PROVIDED RECORDS
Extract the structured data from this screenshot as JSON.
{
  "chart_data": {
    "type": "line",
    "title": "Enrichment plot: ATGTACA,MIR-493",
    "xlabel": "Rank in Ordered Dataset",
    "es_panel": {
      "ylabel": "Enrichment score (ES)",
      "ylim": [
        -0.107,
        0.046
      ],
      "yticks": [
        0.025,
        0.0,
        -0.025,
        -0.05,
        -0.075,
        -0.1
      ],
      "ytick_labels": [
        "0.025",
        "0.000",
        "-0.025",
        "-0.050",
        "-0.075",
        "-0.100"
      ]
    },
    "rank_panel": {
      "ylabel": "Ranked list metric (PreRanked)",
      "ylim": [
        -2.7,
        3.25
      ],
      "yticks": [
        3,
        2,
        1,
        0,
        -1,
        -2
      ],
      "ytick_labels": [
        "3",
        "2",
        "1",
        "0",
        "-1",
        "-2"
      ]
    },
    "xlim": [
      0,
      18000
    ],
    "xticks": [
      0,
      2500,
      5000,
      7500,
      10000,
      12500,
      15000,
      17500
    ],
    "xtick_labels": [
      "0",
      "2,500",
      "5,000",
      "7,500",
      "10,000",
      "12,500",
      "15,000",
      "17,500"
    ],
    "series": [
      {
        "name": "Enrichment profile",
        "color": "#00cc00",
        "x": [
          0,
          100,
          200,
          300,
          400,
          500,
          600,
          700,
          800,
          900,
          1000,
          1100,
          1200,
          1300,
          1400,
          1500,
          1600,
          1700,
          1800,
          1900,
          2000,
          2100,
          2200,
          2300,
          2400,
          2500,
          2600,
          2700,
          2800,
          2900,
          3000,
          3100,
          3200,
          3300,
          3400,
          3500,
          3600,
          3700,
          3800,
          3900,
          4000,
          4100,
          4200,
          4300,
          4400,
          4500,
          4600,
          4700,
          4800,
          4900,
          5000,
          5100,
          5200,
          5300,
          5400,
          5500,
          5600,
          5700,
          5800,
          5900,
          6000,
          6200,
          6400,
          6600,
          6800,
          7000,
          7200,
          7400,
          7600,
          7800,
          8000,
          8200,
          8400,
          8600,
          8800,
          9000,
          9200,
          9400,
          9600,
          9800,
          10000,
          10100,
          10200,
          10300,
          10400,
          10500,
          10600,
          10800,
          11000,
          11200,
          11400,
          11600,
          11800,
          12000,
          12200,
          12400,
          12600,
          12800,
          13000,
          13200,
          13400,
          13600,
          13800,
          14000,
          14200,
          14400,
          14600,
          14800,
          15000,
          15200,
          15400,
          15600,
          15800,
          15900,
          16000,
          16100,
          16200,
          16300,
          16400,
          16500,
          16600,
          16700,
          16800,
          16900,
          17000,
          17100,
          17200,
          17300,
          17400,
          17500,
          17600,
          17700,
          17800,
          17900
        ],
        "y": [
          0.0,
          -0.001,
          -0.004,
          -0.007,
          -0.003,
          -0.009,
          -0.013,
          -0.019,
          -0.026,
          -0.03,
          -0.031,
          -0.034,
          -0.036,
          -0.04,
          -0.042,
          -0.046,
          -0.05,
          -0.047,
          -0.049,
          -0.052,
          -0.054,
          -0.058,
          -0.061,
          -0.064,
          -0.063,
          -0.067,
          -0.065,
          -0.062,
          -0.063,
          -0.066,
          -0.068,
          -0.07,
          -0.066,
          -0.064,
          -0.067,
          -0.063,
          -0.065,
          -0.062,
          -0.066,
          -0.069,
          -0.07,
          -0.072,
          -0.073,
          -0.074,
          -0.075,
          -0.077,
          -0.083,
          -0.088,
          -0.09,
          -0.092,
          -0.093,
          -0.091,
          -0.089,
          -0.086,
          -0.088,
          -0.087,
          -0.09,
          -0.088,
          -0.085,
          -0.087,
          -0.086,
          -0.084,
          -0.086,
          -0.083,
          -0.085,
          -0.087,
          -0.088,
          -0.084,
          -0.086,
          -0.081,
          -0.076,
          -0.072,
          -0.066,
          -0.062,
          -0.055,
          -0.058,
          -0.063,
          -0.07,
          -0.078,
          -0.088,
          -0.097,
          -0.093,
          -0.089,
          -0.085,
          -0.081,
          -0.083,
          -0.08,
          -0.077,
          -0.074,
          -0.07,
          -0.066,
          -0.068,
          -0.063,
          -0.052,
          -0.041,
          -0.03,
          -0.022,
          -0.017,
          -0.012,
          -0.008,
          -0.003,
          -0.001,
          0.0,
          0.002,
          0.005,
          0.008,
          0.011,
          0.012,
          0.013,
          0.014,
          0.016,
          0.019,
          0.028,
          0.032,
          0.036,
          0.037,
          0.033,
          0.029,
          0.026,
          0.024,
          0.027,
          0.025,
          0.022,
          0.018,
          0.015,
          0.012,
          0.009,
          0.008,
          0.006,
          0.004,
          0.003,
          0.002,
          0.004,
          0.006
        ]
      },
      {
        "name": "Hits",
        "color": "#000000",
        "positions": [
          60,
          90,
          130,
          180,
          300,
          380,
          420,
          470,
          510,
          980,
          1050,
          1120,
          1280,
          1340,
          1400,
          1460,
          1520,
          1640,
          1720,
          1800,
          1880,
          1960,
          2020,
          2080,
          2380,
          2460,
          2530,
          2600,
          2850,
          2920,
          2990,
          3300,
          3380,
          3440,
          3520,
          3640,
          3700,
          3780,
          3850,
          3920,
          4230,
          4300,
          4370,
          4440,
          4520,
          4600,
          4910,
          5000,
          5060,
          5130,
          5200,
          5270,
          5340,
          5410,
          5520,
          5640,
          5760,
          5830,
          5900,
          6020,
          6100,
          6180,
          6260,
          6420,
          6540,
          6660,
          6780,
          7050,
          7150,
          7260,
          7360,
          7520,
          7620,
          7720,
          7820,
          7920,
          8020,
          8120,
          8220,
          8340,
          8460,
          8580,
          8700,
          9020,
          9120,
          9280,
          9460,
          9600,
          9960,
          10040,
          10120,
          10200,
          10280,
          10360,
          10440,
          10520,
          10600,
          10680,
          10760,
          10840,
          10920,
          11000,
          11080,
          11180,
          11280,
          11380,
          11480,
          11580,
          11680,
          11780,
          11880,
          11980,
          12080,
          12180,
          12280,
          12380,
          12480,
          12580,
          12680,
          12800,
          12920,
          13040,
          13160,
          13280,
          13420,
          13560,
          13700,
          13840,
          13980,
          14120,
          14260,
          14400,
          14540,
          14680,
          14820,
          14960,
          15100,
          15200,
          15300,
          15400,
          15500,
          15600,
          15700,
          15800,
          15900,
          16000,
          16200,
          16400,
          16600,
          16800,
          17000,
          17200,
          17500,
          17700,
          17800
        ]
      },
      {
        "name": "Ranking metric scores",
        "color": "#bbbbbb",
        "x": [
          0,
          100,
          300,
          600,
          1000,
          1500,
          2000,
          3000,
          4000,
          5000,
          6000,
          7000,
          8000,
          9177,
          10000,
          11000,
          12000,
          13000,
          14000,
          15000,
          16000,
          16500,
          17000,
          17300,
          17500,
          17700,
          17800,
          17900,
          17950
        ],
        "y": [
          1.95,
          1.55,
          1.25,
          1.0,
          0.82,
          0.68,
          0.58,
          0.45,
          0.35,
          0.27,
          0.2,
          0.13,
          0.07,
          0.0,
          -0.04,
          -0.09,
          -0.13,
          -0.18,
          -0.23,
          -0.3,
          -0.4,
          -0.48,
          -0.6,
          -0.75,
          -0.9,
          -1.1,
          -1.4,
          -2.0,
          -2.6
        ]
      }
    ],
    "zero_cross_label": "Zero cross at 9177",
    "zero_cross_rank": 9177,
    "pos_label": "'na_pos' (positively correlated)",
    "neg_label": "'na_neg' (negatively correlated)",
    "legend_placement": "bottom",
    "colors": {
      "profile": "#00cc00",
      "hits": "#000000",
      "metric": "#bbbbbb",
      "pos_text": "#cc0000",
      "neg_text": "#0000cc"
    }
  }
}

EXERCISE OBJECTIVE
Return all lines containing "correlated".

WRITTEN REPLY
    "pos_label": "'na_pos' (positively correlated)",
    "neg_label": "'na_neg' (negatively correlated)",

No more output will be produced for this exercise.